:: DO THIS ::
From the entries below, copy every line that holds the word "Amarillo".

(Data entries for graphics)
↓

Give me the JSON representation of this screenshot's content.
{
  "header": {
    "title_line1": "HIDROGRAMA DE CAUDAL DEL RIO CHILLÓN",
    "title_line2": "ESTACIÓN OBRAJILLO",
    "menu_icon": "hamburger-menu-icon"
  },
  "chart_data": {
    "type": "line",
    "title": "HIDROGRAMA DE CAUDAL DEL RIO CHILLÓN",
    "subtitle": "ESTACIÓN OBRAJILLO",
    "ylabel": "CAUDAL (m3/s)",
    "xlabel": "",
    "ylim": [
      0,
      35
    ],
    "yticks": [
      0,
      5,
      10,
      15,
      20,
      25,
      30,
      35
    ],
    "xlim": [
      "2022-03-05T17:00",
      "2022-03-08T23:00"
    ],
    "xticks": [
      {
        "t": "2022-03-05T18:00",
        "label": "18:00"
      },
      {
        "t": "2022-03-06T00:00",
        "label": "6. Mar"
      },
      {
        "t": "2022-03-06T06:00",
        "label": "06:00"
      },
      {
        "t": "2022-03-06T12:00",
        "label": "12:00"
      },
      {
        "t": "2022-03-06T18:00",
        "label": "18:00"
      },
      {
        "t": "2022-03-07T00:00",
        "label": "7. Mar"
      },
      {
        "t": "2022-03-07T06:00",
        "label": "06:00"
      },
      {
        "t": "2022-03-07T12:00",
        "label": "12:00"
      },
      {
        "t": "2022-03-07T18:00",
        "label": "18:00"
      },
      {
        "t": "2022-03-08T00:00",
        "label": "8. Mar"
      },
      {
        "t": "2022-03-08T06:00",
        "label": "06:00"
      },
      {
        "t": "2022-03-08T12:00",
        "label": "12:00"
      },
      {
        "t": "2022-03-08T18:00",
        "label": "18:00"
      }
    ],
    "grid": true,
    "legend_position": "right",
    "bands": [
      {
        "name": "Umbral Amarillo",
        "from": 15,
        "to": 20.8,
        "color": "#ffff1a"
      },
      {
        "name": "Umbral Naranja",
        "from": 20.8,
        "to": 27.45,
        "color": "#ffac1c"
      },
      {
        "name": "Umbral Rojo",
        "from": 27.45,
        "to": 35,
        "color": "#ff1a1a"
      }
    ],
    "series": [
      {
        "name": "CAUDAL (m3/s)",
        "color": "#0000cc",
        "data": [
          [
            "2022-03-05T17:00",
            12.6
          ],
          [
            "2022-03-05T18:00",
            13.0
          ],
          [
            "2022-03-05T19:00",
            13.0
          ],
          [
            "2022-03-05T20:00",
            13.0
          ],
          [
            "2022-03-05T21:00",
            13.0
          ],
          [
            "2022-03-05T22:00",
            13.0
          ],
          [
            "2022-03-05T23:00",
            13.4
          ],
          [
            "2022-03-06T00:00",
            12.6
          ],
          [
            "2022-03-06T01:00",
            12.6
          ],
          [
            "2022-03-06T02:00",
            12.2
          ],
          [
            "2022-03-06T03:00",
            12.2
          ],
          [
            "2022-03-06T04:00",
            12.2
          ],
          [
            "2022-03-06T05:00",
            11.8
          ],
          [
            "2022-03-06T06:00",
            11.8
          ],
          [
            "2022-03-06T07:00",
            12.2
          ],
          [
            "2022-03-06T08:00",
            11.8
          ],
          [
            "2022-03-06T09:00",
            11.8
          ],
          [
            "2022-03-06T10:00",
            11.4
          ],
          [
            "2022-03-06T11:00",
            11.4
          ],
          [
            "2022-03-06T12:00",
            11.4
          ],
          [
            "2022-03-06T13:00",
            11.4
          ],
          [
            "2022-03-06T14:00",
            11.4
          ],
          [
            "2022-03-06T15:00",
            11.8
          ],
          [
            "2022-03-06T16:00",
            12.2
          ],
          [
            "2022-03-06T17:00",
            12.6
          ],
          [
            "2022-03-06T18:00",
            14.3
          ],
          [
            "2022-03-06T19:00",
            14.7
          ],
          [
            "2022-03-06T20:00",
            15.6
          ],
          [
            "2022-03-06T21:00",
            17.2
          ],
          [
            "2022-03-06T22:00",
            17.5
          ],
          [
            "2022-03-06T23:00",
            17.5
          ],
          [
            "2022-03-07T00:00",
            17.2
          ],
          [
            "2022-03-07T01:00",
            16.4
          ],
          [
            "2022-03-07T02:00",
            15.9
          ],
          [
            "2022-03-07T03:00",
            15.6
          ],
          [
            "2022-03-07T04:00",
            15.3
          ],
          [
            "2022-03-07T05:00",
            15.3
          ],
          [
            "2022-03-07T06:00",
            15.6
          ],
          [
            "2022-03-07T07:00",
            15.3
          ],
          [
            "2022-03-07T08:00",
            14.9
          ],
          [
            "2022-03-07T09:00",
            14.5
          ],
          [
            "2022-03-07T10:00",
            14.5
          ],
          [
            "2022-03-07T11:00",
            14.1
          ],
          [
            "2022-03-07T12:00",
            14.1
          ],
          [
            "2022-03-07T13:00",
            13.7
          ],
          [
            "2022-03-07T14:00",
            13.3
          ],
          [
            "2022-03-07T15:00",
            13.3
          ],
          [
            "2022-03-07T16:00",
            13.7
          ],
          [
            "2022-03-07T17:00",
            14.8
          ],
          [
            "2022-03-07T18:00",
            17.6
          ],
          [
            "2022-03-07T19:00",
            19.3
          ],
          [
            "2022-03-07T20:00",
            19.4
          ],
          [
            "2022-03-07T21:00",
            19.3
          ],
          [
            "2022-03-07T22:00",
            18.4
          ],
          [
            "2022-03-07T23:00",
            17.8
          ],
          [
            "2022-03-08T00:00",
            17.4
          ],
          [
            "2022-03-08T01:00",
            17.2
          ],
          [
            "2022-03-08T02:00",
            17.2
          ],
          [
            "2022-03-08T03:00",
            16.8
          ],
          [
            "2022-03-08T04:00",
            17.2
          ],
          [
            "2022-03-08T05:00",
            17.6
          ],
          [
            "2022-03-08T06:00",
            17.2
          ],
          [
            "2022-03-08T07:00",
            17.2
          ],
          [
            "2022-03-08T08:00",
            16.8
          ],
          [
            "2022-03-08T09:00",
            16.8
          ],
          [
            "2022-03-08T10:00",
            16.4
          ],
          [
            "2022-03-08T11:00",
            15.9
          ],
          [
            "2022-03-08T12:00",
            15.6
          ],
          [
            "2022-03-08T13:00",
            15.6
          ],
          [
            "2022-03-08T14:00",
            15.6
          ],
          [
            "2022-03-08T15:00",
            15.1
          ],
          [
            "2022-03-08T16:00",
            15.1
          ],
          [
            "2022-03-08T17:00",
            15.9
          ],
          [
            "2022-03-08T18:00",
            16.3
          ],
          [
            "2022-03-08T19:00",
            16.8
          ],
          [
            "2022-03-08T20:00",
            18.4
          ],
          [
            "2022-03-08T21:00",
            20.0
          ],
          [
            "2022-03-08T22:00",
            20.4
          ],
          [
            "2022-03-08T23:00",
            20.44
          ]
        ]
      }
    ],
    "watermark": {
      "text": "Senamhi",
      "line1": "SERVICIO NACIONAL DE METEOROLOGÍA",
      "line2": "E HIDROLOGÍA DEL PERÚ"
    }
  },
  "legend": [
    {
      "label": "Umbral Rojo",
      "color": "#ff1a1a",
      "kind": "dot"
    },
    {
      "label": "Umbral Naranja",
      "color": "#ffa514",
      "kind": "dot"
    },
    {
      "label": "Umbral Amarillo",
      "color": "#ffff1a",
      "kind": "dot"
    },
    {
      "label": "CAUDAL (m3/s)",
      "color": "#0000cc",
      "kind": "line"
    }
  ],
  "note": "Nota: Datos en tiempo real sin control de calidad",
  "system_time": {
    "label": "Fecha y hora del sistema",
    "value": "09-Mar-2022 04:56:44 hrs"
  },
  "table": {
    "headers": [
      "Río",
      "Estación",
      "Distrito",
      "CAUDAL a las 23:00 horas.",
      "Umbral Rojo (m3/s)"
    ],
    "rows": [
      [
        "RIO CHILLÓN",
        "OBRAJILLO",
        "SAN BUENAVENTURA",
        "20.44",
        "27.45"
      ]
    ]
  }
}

↑

:: OUTPUT OF THE EXERCISE ::
        "name": "Umbral Amarillo",
      "label": "Umbral Amarillo",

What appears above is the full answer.